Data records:
--------

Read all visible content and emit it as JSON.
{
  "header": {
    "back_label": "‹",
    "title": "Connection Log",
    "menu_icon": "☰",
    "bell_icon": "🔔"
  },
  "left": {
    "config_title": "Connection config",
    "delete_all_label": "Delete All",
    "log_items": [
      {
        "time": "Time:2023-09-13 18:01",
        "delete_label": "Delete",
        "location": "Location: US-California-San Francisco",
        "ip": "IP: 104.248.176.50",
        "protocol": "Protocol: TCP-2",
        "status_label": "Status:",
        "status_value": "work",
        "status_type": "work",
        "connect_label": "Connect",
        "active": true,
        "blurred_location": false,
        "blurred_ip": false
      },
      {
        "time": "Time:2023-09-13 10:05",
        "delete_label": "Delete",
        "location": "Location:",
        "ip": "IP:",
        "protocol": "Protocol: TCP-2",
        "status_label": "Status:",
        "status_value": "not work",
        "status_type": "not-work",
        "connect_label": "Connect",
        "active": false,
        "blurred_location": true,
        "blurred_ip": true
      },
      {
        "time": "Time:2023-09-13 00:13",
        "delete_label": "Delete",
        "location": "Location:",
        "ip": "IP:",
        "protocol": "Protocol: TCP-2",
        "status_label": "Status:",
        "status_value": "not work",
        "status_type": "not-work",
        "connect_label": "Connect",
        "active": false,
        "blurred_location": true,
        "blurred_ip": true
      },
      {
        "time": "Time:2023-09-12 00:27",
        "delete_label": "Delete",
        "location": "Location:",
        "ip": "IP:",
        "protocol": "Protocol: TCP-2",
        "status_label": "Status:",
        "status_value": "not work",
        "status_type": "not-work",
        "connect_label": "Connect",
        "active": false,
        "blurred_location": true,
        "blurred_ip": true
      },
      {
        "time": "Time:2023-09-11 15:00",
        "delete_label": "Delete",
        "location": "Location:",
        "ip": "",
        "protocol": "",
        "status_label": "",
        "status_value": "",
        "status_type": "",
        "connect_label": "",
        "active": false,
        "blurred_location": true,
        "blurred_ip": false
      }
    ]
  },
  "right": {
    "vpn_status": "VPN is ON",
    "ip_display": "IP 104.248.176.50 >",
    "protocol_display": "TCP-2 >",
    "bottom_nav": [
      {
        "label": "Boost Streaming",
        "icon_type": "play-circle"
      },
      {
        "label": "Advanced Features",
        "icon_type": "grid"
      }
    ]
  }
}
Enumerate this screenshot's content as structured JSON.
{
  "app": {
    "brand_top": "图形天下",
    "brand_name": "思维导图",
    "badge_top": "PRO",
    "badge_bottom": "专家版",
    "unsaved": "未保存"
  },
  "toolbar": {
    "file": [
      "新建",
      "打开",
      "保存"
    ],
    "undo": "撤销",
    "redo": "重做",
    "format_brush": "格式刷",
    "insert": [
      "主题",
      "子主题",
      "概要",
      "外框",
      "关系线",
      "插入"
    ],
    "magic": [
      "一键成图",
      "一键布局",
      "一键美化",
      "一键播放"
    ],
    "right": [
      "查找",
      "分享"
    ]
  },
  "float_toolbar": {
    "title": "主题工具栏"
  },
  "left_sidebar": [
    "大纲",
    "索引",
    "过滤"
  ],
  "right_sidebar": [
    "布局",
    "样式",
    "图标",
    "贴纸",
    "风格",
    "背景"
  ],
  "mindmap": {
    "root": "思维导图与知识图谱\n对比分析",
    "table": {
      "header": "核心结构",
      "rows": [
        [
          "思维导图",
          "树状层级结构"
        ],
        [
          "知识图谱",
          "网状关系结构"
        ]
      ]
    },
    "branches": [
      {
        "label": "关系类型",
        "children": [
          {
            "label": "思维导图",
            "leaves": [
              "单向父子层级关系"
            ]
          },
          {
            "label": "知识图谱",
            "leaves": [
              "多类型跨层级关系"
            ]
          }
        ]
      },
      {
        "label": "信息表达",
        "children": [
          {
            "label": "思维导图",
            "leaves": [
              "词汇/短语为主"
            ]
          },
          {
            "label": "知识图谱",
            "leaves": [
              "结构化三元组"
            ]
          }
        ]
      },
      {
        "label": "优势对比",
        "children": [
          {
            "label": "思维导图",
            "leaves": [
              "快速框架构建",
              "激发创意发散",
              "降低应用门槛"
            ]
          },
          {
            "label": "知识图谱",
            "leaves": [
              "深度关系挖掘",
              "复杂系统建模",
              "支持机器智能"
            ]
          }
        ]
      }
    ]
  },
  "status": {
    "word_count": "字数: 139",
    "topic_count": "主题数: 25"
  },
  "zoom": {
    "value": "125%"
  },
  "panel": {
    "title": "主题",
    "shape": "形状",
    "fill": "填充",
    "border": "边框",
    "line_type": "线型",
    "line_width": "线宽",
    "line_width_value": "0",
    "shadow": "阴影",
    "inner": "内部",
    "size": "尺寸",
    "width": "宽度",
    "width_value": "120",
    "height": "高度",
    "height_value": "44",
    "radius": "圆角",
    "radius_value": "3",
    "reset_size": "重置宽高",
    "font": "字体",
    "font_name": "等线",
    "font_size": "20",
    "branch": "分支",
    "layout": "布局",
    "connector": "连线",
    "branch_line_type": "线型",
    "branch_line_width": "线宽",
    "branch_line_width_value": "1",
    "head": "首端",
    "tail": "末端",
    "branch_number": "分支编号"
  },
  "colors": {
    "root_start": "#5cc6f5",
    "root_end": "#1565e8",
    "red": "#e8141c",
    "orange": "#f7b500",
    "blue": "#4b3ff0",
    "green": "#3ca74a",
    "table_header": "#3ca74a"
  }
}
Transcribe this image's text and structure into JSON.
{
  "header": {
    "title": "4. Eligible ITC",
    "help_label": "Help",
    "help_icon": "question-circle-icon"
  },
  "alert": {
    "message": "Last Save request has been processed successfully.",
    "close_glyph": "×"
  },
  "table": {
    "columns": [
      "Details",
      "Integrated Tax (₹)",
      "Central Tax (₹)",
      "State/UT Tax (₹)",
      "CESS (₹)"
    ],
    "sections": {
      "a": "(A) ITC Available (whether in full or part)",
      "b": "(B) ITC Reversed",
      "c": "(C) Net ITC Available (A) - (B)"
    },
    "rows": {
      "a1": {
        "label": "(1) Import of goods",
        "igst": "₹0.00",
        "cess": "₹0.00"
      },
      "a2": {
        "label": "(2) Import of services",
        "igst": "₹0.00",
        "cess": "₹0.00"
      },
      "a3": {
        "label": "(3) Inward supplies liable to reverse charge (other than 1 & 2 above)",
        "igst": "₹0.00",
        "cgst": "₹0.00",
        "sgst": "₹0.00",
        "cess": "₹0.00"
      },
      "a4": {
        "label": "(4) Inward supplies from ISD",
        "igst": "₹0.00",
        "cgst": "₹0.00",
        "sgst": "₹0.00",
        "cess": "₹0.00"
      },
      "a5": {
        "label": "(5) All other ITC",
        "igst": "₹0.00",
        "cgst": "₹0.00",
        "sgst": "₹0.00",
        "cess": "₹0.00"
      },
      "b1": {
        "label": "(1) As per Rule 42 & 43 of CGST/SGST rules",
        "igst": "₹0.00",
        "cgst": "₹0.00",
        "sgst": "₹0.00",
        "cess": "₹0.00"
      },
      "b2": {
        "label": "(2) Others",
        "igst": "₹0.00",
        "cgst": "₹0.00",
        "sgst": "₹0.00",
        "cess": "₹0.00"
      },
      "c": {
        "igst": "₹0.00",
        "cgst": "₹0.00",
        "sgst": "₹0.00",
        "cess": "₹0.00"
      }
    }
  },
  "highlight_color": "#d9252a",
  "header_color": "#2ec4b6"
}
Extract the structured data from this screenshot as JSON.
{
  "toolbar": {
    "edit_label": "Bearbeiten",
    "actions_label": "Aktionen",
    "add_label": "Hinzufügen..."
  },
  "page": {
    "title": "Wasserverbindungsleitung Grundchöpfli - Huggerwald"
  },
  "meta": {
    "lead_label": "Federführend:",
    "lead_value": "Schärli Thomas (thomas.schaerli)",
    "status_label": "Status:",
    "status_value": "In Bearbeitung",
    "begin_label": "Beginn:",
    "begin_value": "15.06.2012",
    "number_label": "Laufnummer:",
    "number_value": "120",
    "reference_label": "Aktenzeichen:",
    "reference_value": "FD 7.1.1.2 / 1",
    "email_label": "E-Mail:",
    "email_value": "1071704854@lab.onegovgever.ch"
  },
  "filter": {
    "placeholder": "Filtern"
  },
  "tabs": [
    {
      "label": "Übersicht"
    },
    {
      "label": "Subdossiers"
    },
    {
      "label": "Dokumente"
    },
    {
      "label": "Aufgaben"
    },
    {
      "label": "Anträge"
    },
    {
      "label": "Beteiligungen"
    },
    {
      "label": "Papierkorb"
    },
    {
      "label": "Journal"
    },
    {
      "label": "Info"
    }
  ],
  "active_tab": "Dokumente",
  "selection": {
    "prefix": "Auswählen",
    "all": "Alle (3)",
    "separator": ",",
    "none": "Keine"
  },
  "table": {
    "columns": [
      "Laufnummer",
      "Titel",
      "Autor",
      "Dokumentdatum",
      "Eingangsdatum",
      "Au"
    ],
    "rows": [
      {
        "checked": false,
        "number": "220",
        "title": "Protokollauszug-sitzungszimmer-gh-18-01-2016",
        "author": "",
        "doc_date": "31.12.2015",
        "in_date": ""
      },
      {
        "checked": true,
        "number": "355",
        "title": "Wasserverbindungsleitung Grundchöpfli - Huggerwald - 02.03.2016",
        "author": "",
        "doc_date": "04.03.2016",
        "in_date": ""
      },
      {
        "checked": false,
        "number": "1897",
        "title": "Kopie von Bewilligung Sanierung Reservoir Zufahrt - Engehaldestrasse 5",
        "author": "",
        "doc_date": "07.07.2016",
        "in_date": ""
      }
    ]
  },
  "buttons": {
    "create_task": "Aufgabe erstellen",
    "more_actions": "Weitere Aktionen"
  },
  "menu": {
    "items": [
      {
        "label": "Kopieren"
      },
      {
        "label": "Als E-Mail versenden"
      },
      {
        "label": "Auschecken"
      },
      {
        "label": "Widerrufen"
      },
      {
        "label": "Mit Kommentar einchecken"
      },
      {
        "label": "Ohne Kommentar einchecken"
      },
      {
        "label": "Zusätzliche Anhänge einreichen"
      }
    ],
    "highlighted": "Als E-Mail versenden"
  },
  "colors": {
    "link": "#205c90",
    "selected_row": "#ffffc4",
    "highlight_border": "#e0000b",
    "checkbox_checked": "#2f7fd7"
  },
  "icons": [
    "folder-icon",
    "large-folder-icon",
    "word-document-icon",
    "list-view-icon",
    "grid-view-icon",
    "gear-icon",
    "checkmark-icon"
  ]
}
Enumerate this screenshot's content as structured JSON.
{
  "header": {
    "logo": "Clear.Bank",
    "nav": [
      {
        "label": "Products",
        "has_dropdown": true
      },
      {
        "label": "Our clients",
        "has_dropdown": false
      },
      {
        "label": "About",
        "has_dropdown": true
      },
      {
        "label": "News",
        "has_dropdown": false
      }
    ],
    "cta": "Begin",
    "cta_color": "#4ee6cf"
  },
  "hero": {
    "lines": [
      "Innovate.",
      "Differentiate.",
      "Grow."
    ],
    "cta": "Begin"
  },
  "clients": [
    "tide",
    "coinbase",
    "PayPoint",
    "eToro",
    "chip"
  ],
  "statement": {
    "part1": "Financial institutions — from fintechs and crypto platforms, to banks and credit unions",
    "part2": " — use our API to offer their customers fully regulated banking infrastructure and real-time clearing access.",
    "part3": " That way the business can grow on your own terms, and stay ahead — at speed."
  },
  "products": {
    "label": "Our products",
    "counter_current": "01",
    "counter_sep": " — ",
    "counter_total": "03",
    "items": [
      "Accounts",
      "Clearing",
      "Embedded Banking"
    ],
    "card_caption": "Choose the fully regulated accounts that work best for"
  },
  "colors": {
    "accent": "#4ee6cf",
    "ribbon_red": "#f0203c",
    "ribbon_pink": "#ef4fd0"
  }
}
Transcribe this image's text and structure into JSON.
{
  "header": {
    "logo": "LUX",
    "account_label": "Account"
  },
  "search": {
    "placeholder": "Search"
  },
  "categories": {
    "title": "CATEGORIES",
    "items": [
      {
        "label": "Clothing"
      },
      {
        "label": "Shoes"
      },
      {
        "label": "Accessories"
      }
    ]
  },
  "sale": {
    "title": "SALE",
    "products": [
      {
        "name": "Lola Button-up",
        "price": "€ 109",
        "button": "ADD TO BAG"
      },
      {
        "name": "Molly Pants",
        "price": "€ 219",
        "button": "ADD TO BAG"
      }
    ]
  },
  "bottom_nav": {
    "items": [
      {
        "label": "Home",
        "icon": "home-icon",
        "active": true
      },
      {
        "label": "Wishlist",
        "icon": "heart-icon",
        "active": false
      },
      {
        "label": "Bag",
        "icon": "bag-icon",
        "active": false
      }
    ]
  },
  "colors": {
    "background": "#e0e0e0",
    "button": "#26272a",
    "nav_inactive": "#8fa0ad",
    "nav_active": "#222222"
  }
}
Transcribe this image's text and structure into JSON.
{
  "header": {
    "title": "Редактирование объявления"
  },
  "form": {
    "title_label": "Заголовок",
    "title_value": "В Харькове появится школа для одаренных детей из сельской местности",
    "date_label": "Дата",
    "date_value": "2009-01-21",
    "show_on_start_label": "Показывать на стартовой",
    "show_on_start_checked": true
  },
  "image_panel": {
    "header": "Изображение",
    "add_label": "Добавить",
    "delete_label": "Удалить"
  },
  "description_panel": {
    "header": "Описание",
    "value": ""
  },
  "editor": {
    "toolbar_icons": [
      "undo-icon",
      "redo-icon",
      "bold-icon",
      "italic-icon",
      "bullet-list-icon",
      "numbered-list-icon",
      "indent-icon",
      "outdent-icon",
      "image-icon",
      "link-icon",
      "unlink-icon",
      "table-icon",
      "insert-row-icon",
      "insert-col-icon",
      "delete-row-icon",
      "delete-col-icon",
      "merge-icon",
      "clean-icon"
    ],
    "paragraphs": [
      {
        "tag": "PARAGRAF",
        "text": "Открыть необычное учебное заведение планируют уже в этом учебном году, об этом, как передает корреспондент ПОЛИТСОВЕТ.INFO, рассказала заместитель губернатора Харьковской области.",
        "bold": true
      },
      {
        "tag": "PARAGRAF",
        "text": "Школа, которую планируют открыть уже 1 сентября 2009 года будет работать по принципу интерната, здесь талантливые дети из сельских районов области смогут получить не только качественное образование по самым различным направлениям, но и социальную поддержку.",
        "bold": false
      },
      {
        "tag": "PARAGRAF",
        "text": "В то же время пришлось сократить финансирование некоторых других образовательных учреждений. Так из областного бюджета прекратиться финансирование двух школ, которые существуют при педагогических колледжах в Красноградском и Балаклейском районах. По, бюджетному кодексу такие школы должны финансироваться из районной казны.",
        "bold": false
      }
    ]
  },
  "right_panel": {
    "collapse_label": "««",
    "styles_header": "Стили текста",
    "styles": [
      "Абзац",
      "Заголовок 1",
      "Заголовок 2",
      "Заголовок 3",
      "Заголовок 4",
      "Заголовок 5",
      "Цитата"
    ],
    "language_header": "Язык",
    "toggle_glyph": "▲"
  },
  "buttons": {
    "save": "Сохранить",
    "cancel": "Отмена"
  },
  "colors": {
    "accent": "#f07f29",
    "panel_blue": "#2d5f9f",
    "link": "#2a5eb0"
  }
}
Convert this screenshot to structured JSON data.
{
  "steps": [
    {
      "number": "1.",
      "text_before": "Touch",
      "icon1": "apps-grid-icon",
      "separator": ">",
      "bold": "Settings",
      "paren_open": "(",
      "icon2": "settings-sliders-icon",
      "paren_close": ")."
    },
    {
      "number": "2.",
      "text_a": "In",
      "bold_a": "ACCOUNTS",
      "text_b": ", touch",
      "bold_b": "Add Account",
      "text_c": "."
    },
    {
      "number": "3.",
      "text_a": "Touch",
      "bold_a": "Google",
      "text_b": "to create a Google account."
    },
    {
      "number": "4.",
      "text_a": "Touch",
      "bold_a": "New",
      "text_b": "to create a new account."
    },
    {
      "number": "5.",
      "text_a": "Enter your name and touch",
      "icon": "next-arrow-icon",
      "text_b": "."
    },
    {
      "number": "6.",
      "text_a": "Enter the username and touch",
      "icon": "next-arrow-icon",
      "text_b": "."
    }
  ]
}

--------

Aim: Give the lines exactly as they stand, from the line with "Convert this screenshot" through the end of the material.

Answer for this exercise:
Convert this screenshot to structured JSON data.
{
  "steps": [
    {
      "number": "1.",
      "text_before": "Touch",
      "icon1": "apps-grid-icon",
      "separator": ">",
      "bold": "Settings",
      "paren_open": "(",
      "icon2": "settings-sliders-icon",
      "paren_close": ")."
    },
    {
      "number": "2.",
      "text_a": "In",
      "bold_a": "ACCOUNTS",
      "text_b": ", touch",
      "bold_b": "Add Account",
      "text_c": "."
    },
    {
      "number": "3.",
      "text_a": "Touch",
      "bold_a": "Google",
      "text_b": "to create a Google account."
    },
    {
      "number": "4.",
      "text_a": "Touch",
      "bold_a": "New",
      "text_b": "to create a new account."
    },
    {
      "number": "5.",
      "text_a": "Enter your name and touch",
      "icon": "next-arrow-icon",
      "text_b": "."
    },
    {
      "number": "6.",
      "text_a": "Enter the username and touch",
      "icon": "next-arrow-icon",
      "text_b": "."
    }
  ]
}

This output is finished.